* Problem details:
Pick out the lines in the listing below that contain the word "name" and copy them.
++++++++++++++++++++
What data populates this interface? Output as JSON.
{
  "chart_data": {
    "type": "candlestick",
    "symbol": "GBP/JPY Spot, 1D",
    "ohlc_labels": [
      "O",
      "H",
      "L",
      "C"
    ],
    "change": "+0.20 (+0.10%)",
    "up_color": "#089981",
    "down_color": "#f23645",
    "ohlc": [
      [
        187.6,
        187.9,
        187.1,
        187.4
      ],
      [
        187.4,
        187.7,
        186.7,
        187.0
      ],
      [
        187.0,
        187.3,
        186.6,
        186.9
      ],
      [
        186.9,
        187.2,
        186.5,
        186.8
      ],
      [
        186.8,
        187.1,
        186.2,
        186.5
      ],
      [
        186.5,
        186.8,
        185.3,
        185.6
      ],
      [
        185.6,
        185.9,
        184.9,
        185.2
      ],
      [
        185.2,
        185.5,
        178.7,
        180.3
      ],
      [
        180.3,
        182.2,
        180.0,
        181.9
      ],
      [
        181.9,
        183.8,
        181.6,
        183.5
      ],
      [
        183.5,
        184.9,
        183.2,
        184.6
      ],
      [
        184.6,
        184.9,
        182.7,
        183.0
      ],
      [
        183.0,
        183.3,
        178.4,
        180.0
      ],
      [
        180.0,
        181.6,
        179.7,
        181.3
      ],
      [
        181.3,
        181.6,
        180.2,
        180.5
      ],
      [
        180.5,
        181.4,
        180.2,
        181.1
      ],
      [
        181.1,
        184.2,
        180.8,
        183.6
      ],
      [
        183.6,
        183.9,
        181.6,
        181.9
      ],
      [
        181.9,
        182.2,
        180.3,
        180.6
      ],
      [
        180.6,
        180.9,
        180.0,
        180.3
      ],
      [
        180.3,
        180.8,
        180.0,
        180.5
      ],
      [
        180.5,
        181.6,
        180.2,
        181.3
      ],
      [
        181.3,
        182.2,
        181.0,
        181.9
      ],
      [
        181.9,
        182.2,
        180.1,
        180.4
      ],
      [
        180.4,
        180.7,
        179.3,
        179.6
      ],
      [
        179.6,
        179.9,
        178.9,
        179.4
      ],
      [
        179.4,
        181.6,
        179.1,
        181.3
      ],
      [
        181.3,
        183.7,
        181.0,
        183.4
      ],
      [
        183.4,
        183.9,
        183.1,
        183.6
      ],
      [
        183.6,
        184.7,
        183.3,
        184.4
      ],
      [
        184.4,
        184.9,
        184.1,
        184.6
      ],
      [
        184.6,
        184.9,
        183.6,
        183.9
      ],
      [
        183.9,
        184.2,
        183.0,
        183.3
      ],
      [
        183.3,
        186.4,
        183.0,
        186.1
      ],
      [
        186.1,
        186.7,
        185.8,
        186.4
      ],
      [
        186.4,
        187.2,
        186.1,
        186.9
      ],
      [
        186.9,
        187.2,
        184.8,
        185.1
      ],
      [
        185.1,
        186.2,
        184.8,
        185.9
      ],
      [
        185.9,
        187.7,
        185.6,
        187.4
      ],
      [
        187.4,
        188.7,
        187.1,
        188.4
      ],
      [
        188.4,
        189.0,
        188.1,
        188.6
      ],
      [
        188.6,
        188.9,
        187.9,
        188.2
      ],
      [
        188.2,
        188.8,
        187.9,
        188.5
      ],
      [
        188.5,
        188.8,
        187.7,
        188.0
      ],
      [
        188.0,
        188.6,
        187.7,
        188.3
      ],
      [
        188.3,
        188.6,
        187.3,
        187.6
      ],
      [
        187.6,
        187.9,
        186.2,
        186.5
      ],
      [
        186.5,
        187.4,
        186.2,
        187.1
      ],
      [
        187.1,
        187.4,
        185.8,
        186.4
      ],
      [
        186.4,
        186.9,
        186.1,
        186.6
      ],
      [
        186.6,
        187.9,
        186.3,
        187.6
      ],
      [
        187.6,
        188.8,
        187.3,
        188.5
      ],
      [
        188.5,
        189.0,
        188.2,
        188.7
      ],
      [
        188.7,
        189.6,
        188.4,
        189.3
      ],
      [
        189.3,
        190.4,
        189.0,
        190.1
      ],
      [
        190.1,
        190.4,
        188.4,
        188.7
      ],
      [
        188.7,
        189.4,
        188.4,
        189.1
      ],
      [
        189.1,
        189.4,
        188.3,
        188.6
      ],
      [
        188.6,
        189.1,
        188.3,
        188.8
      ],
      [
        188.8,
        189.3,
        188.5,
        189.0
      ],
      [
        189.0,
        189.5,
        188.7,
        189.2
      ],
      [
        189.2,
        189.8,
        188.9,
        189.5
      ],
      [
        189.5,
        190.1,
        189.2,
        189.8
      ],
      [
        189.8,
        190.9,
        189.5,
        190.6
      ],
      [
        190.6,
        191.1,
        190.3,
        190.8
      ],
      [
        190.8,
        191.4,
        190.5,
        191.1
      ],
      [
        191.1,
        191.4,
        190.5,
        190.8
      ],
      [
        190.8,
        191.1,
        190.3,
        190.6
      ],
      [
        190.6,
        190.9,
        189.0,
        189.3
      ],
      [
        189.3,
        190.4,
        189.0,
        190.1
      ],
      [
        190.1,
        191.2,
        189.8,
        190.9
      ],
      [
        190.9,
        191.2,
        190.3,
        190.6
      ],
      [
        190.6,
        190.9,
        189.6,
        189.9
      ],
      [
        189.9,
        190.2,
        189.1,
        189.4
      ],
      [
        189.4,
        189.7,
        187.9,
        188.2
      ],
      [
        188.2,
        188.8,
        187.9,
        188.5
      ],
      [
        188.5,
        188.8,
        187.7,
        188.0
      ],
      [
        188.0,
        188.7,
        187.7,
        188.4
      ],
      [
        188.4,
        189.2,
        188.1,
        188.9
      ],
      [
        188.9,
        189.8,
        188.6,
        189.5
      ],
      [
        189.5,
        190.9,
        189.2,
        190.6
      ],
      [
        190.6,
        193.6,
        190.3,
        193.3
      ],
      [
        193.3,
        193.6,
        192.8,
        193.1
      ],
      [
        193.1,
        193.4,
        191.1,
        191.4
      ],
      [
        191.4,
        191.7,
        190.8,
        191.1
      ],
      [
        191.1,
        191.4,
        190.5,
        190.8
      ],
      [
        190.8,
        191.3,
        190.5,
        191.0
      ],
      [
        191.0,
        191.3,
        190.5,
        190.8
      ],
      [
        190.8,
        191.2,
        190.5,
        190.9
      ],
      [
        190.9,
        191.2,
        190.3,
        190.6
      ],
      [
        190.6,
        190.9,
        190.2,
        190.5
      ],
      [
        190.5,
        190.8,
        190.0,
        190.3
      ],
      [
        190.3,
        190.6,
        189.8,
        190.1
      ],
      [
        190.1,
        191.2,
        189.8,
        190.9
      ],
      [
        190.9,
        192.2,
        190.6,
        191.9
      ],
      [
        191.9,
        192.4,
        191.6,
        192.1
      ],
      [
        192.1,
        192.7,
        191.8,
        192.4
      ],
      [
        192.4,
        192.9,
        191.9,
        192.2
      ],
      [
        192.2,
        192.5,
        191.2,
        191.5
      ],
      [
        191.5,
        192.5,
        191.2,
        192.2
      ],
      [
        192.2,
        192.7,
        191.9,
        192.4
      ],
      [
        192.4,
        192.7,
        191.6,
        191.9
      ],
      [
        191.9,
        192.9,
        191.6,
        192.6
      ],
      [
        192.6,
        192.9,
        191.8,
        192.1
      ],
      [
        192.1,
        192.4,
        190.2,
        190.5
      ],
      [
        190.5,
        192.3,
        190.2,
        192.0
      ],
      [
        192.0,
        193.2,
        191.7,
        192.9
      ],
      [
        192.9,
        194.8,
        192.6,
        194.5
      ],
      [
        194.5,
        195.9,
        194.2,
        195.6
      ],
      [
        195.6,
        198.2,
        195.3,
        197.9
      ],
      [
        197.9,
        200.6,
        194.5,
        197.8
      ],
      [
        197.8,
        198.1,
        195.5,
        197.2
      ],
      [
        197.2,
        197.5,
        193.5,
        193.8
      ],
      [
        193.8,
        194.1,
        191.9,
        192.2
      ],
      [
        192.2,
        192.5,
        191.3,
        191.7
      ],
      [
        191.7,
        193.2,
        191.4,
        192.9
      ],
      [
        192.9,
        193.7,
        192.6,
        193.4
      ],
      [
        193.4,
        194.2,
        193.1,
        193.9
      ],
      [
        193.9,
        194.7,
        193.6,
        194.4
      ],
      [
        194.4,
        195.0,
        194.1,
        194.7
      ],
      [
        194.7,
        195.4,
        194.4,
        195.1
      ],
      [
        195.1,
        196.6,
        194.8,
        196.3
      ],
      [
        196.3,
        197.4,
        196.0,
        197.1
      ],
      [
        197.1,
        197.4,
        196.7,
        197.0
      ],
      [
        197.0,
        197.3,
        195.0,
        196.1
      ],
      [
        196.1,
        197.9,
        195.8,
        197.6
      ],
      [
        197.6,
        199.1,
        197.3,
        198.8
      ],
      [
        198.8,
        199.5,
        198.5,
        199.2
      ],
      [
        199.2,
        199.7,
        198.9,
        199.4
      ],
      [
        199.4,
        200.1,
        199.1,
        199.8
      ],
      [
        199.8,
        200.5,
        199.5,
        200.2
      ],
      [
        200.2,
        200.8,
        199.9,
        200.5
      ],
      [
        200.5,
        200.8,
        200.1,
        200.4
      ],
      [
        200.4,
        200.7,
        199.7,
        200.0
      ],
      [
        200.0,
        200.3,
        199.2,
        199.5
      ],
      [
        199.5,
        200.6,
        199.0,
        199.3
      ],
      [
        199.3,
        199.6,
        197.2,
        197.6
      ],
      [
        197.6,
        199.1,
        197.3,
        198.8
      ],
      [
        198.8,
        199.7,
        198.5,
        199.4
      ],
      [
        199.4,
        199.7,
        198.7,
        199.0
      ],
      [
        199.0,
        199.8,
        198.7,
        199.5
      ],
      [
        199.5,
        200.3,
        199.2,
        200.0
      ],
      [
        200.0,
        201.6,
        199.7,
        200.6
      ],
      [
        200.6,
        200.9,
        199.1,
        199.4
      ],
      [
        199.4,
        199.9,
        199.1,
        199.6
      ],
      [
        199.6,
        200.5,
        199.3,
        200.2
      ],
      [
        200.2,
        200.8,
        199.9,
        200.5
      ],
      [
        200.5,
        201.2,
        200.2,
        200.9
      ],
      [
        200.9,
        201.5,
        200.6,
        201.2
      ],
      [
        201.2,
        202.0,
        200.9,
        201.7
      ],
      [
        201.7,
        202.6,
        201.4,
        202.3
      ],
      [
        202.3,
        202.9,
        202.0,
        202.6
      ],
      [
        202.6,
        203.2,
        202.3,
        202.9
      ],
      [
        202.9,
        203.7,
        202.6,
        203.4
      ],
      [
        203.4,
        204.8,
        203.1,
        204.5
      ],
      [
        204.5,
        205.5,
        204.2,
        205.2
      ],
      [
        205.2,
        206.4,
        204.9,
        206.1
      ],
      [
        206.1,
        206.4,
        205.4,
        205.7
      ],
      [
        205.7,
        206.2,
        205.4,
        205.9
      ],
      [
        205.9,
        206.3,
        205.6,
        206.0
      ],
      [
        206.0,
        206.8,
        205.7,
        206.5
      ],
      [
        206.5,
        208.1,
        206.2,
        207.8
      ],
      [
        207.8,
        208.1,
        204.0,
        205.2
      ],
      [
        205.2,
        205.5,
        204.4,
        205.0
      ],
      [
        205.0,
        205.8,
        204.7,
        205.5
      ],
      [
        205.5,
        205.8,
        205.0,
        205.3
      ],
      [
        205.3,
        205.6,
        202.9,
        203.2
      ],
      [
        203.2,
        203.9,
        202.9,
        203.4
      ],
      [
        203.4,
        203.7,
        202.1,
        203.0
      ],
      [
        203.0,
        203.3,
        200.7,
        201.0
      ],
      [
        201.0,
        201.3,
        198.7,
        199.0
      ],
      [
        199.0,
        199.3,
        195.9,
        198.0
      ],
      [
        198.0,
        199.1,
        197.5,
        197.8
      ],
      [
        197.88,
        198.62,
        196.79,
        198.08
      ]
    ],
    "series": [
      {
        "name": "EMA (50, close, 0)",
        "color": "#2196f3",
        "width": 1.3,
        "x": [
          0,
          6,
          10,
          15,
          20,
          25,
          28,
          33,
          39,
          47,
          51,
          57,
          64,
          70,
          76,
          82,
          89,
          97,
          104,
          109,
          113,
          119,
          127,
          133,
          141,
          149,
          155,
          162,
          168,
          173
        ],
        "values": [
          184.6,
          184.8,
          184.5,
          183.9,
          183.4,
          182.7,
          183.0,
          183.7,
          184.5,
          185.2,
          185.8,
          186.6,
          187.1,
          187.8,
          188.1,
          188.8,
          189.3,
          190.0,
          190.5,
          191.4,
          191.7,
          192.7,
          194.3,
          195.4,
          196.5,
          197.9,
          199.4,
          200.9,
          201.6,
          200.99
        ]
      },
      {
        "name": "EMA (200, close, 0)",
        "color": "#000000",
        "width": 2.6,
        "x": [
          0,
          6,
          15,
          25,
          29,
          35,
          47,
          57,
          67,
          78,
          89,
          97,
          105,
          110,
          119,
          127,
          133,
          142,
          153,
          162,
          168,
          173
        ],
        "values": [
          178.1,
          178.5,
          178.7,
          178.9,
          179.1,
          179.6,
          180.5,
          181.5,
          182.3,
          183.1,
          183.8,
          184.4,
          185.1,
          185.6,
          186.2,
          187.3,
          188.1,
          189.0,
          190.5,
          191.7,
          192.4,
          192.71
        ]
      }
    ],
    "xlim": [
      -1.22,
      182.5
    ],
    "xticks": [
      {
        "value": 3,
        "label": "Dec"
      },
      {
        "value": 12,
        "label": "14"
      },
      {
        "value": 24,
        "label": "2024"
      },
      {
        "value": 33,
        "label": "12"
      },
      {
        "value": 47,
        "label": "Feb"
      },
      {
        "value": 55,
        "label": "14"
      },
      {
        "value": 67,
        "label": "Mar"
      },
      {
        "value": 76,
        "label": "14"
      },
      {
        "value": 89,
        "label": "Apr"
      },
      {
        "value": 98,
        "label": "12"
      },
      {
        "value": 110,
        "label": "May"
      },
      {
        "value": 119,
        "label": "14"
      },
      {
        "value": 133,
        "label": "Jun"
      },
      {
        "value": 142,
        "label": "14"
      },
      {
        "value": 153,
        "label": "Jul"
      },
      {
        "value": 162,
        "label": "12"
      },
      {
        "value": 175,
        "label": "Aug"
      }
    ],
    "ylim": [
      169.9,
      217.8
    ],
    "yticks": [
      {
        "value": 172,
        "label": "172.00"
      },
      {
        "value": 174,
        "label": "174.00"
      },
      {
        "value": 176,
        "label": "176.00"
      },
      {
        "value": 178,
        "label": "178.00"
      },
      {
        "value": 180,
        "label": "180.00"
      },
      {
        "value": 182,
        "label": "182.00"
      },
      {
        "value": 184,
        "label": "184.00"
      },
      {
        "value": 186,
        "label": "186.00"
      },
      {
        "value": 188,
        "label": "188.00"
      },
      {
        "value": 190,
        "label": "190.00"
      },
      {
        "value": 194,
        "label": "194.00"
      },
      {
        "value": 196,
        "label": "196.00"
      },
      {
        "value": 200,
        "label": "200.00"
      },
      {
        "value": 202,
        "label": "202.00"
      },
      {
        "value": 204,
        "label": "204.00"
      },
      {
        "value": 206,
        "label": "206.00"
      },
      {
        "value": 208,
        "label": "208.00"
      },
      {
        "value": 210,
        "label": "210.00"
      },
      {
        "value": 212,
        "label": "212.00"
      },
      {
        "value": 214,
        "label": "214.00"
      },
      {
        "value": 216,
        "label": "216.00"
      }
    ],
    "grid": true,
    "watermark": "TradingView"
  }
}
++++++++++++++++++++
* Answer for the task:
        "name": "EMA (50, close, 0)",
        "name": "EMA (200, close, 0)",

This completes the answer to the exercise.